Written problem >>
Copy the material that follows word for word and omit its pictures.

─── Supplied material ───

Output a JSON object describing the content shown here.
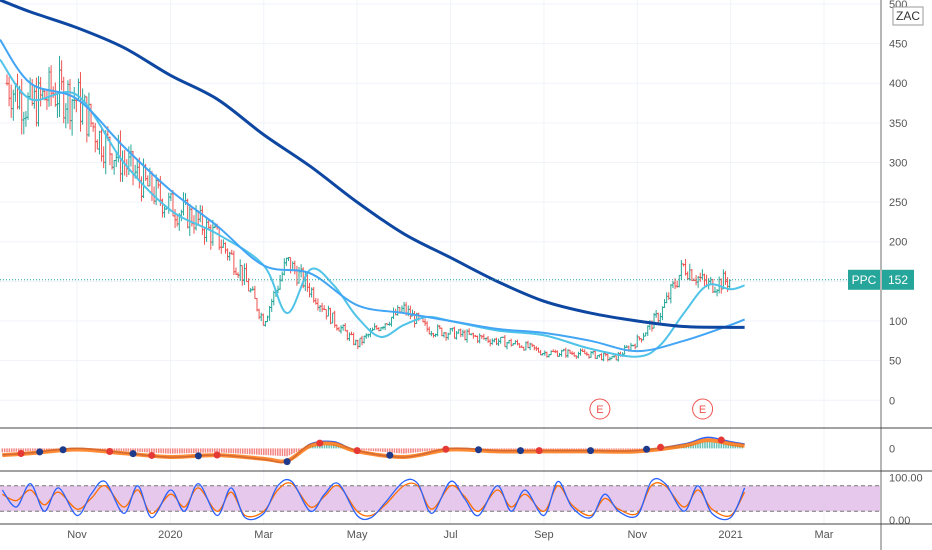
{
  "symbol": "ZAC",
  "colors": {
    "up": "#26a69a",
    "down": "#ef5350",
    "ma_fast": "#4fc3e8",
    "ma_mid": "#42a5f5",
    "ma_slow": "#0d47a1",
    "price_tag": "#26a69a",
    "stoch_band": "#e1bee7",
    "macd_line": "#2962ff",
    "signal_line": "#ff6d00"
  },
  "price_tag": {
    "label": "PPC",
    "value": "152"
  },
  "earnings_marker": "E",
  "chart_data": {
    "type": "line",
    "title": "",
    "xlabel": "",
    "ylabel": "",
    "ylim": [
      -35,
      505
    ],
    "y_ticks": [
      "500",
      "450",
      "400",
      "350",
      "300",
      "250",
      "200",
      "150",
      "100",
      "50",
      "0"
    ],
    "x_ticks": [
      "Nov",
      "2020",
      "Mar",
      "May",
      "Jul",
      "Sep",
      "Nov",
      "2021",
      "Mar"
    ],
    "x_tick_positions": [
      2,
      4,
      6,
      8,
      10,
      12,
      14,
      16,
      18
    ],
    "x_range": [
      0.35,
      19.2
    ],
    "last_price": 152,
    "earnings_x": [
      13.2,
      15.4
    ],
    "series": [
      {
        "name": "",
        "kind": "ohlc",
        "x": [
          0.5,
          1.0,
          1.5,
          2.0,
          2.5,
          3.0,
          3.5,
          4.0,
          4.5,
          5.0,
          5.5,
          6.0,
          6.5,
          7.0,
          7.5,
          8.0,
          8.5,
          9.0,
          9.5,
          10.0,
          10.5,
          11.0,
          11.5,
          12.0,
          12.5,
          13.0,
          13.5,
          14.0,
          14.5,
          15.0,
          15.5,
          16.0
        ],
        "values": [
          400,
          370,
          390,
          380,
          330,
          300,
          270,
          245,
          230,
          205,
          165,
          100,
          175,
          140,
          100,
          70,
          95,
          115,
          90,
          85,
          80,
          75,
          70,
          60,
          60,
          58,
          52,
          75,
          110,
          170,
          145,
          152
        ]
      },
      {
        "name": "",
        "kind": "ma_fast",
        "x": [
          0.35,
          1.0,
          2.0,
          3.0,
          4.0,
          5.0,
          6.0,
          6.5,
          7.0,
          7.5,
          8.0,
          8.5,
          9.0,
          9.5,
          10.0,
          11.0,
          12.0,
          13.0,
          14.0,
          14.5,
          15.0,
          15.5,
          16.0,
          16.3
        ],
        "values": [
          430,
          380,
          385,
          300,
          240,
          210,
          170,
          110,
          165,
          145,
          105,
          80,
          95,
          105,
          100,
          88,
          82,
          65,
          55,
          70,
          110,
          145,
          140,
          145
        ]
      },
      {
        "name": "",
        "kind": "ma_mid",
        "x": [
          0.35,
          1.0,
          2.0,
          3.0,
          4.0,
          5.0,
          6.0,
          7.0,
          8.0,
          9.0,
          10.0,
          11.0,
          12.0,
          13.0,
          14.0,
          15.0,
          16.0,
          16.3
        ],
        "values": [
          455,
          400,
          380,
          320,
          265,
          220,
          170,
          160,
          120,
          110,
          100,
          90,
          85,
          75,
          62,
          75,
          95,
          102
        ]
      },
      {
        "name": "",
        "kind": "ma_slow",
        "x": [
          0.35,
          1.0,
          2.0,
          3.0,
          4.0,
          5.0,
          6.0,
          7.0,
          8.0,
          9.0,
          10.0,
          11.0,
          12.0,
          13.0,
          14.0,
          15.0,
          16.0,
          16.3
        ],
        "values": [
          505,
          490,
          470,
          445,
          410,
          380,
          335,
          295,
          250,
          210,
          180,
          150,
          125,
          110,
          100,
          93,
          92,
          92
        ]
      }
    ],
    "macd": {
      "zero_label": "0",
      "x": [
        0.4,
        1.0,
        2.0,
        3.0,
        4.0,
        5.0,
        6.0,
        6.5,
        7.0,
        7.5,
        8.0,
        9.0,
        10.0,
        11.0,
        12.0,
        13.0,
        14.0,
        15.0,
        15.5,
        16.0,
        16.3
      ],
      "line": [
        -3,
        -2,
        0,
        -2,
        -4,
        -3,
        -5,
        -6,
        2,
        3,
        -1,
        -4,
        0,
        -1,
        -1,
        -1,
        -1,
        2,
        5,
        3,
        2
      ],
      "dots": [
        {
          "x": 0.8,
          "color": "red"
        },
        {
          "x": 1.2,
          "color": "blue"
        },
        {
          "x": 1.7,
          "color": "blue"
        },
        {
          "x": 2.7,
          "color": "red"
        },
        {
          "x": 3.2,
          "color": "blue"
        },
        {
          "x": 3.6,
          "color": "red"
        },
        {
          "x": 4.6,
          "color": "blue"
        },
        {
          "x": 5.0,
          "color": "red"
        },
        {
          "x": 6.5,
          "color": "blue"
        },
        {
          "x": 7.2,
          "color": "red"
        },
        {
          "x": 8.0,
          "color": "red"
        },
        {
          "x": 8.7,
          "color": "blue"
        },
        {
          "x": 9.9,
          "color": "red"
        },
        {
          "x": 10.6,
          "color": "blue"
        },
        {
          "x": 11.5,
          "color": "blue"
        },
        {
          "x": 11.9,
          "color": "red"
        },
        {
          "x": 13.0,
          "color": "blue"
        },
        {
          "x": 14.2,
          "color": "blue"
        },
        {
          "x": 14.5,
          "color": "red"
        },
        {
          "x": 15.8,
          "color": "red"
        }
      ]
    },
    "stochastic": {
      "upper": "100.00",
      "lower": "0.00",
      "band": [
        20,
        80
      ],
      "ylim": [
        -10,
        110
      ],
      "x": [
        0.4,
        0.7,
        1.0,
        1.3,
        1.6,
        2.0,
        2.3,
        2.6,
        3.0,
        3.3,
        3.6,
        4.0,
        4.3,
        4.6,
        5.0,
        5.3,
        5.6,
        6.0,
        6.3,
        6.6,
        7.0,
        7.3,
        7.6,
        8.0,
        8.3,
        8.6,
        9.0,
        9.3,
        9.6,
        10.0,
        10.3,
        10.6,
        11.0,
        11.3,
        11.6,
        12.0,
        12.3,
        12.6,
        13.0,
        13.3,
        13.6,
        14.0,
        14.3,
        14.6,
        15.0,
        15.3,
        15.6,
        16.0,
        16.3
      ],
      "k": [
        70,
        30,
        85,
        20,
        75,
        10,
        60,
        90,
        15,
        80,
        5,
        70,
        20,
        85,
        10,
        75,
        5,
        15,
        80,
        90,
        20,
        60,
        85,
        10,
        5,
        40,
        90,
        85,
        15,
        90,
        50,
        10,
        80,
        20,
        70,
        10,
        90,
        30,
        5,
        60,
        20,
        10,
        90,
        85,
        20,
        80,
        15,
        5,
        75
      ],
      "d": [
        60,
        45,
        70,
        35,
        65,
        25,
        50,
        80,
        30,
        70,
        15,
        60,
        30,
        75,
        20,
        65,
        10,
        20,
        70,
        85,
        30,
        55,
        80,
        20,
        10,
        35,
        80,
        80,
        25,
        80,
        55,
        20,
        70,
        30,
        60,
        20,
        80,
        35,
        10,
        50,
        25,
        15,
        80,
        80,
        30,
        70,
        25,
        10,
        65
      ]
    }
  }
}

───

In response >>
Output a JSON object describing the content shown here.
{
  "symbol": "ZAC",
  "colors": {
    "up": "#26a69a",
    "down": "#ef5350",
    "ma_fast": "#4fc3e8",
    "ma_mid": "#42a5f5",
    "ma_slow": "#0d47a1",
    "price_tag": "#26a69a",
    "stoch_band": "#e1bee7",
    "macd_line": "#2962ff",
    "signal_line": "#ff6d00"
  },
  "price_tag": {
    "label": "PPC",
    "value": "152"
  },
  "earnings_marker": "E",
  "chart_data": {
    "type": "line",
    "title": "",
    "xlabel": "",
    "ylabel": "",
    "ylim": [
      -35,
      505
    ],
    "y_ticks": [
      "500",
      "450",
      "400",
      "350",
      "300",
      "250",
      "200",
      "150",
      "100",
      "50",
      "0"
    ],
    "x_ticks": [
      "Nov",
      "2020",
      "Mar",
      "May",
      "Jul",
      "Sep",
      "Nov",
      "2021",
      "Mar"
    ],
    "x_tick_positions": [
      2,
      4,
      6,
      8,
      10,
      12,
      14,
      16,
      18
    ],
    "x_range": [
      0.35,
      19.2
    ],
    "last_price": 152,
    "earnings_x": [
      13.2,
      15.4
    ],
    "series": [
      {
        "name": "",
        "kind": "ohlc",
        "x": [
          0.5,
          1.0,
          1.5,
          2.0,
          2.5,
          3.0,
          3.5,
          4.0,
          4.5,
          5.0,
          5.5,
          6.0,
          6.5,
          7.0,
          7.5,
          8.0,
          8.5,
          9.0,
          9.5,
          10.0,
          10.5,
          11.0,
          11.5,
          12.0,
          12.5,
          13.0,
          13.5,
          14.0,
          14.5,
          15.0,
          15.5,
          16.0
        ],
        "values": [
          400,
          370,
          390,
          380,
          330,
          300,
          270,
          245,
          230,
          205,
          165,
          100,
          175,
          140,
          100,
          70,
          95,
          115,
          90,
          85,
          80,
          75,
          70,
          60,
          60,
          58,
          52,
          75,
          110,
          170,
          145,
          152
        ]
      },
      {
        "name": "",
        "kind": "ma_fast",
        "x": [
          0.35,
          1.0,
          2.0,
          3.0,
          4.0,
          5.0,
          6.0,
          6.5,
          7.0,
          7.5,
          8.0,
          8.5,
          9.0,
          9.5,
          10.0,
          11.0,
          12.0,
          13.0,
          14.0,
          14.5,
          15.0,
          15.5,
          16.0,
          16.3
        ],
        "values": [
          430,
          380,
          385,
          300,
          240,
          210,
          170,
          110,
          165,
          145,
          105,
          80,
          95,
          105,
          100,
          88,
          82,
          65,
          55,
          70,
          110,
          145,
          140,
          145
        ]
      },
      {
        "name": "",
        "kind": "ma_mid",
        "x": [
          0.35,
          1.0,
          2.0,
          3.0,
          4.0,
          5.0,
          6.0,
          7.0,
          8.0,
          9.0,
          10.0,
          11.0,
          12.0,
          13.0,
          14.0,
          15.0,
          16.0,
          16.3
        ],
        "values": [
          455,
          400,
          380,
          320,
          265,
          220,
          170,
          160,
          120,
          110,
          100,
          90,
          85,
          75,
          62,
          75,
          95,
          102
        ]
      },
      {
        "name": "",
        "kind": "ma_slow",
        "x": [
          0.35,
          1.0,
          2.0,
          3.0,
          4.0,
          5.0,
          6.0,
          7.0,
          8.0,
          9.0,
          10.0,
          11.0,
          12.0,
          13.0,
          14.0,
          15.0,
          16.0,
          16.3
        ],
        "values": [
          505,
          490,
          470,
          445,
          410,
          380,
          335,
          295,
          250,
          210,
          180,
          150,
          125,
          110,
          100,
          93,
          92,
          92
        ]
      }
    ],
    "macd": {
      "zero_label": "0",
      "x": [
        0.4,
        1.0,
        2.0,
        3.0,
        4.0,
        5.0,
        6.0,
        6.5,
        7.0,
        7.5,
        8.0,
        9.0,
        10.0,
        11.0,
        12.0,
        13.0,
        14.0,
        15.0,
        15.5,
        16.0,
        16.3
      ],
      "line": [
        -3,
        -2,
        0,
        -2,
        -4,
        -3,
        -5,
        -6,
        2,
        3,
        -1,
        -4,
        0,
        -1,
        -1,
        -1,
        -1,
        2,
        5,
        3,
        2
      ],
      "dots": [
        {
          "x": 0.8,
          "color": "red"
        },
        {
          "x": 1.2,
          "color": "blue"
        },
        {
          "x": 1.7,
          "color": "blue"
        },
        {
          "x": 2.7,
          "color": "red"
        },
        {
          "x": 3.2,
          "color": "blue"
        },
        {
          "x": 3.6,
          "color": "red"
        },
        {
          "x": 4.6,
          "color": "blue"
        },
        {
          "x": 5.0,
          "color": "red"
        },
        {
          "x": 6.5,
          "color": "blue"
        },
        {
          "x": 7.2,
          "color": "red"
        },
        {
          "x": 8.0,
          "color": "red"
        },
        {
          "x": 8.7,
          "color": "blue"
        },
        {
          "x": 9.9,
          "color": "red"
        },
        {
          "x": 10.6,
          "color": "blue"
        },
        {
          "x": 11.5,
          "color": "blue"
        },
        {
          "x": 11.9,
          "color": "red"
        },
        {
          "x": 13.0,
          "color": "blue"
        },
        {
          "x": 14.2,
          "color": "blue"
        },
        {
          "x": 14.5,
          "color": "red"
        },
        {
          "x": 15.8,
          "color": "red"
        }
      ]
    },
    "stochastic": {
      "upper": "100.00",
      "lower": "0.00",
      "band": [
        20,
        80
      ],
      "ylim": [
        -10,
        110
      ],
      "x": [
        0.4,
        0.7,
        1.0,
        1.3,
        1.6,
        2.0,
        2.3,
        2.6,
        3.0,
        3.3,
        3.6,
        4.0,
        4.3,
        4.6,
        5.0,
        5.3,
        5.6,
        6.0,
        6.3,
        6.6,
        7.0,
        7.3,
        7.6,
        8.0,
        8.3,
        8.6,
        9.0,
        9.3,
        9.6,
        10.0,
        10.3,
        10.6,
        11.0,
        11.3,
        11.6,
        12.0,
        12.3,
        12.6,
        13.0,
        13.3,
        13.6,
        14.0,
        14.3,
        14.6,
        15.0,
        15.3,
        15.6,
        16.0,
        16.3
      ],
      "k": [
        70,
        30,
        85,
        20,
        75,
        10,
        60,
        90,
        15,
        80,
        5,
        70,
        20,
        85,
        10,
        75,
        5,
        15,
        80,
        90,
        20,
        60,
        85,
        10,
        5,
        40,
        90,
        85,
        15,
        90,
        50,
        10,
        80,
        20,
        70,
        10,
        90,
        30,
        5,
        60,
        20,
        10,
        90,
        85,
        20,
        80,
        15,
        5,
        75
      ],
      "d": [
        60,
        45,
        70,
        35,
        65,
        25,
        50,
        80,
        30,
        70,
        15,
        60,
        30,
        75,
        20,
        65,
        10,
        20,
        70,
        85,
        30,
        55,
        80,
        20,
        10,
        35,
        80,
        80,
        25,
        80,
        55,
        20,
        70,
        30,
        60,
        20,
        80,
        35,
        10,
        50,
        25,
        15,
        80,
        80,
        30,
        70,
        25,
        10,
        65
      ]
    }
  }
}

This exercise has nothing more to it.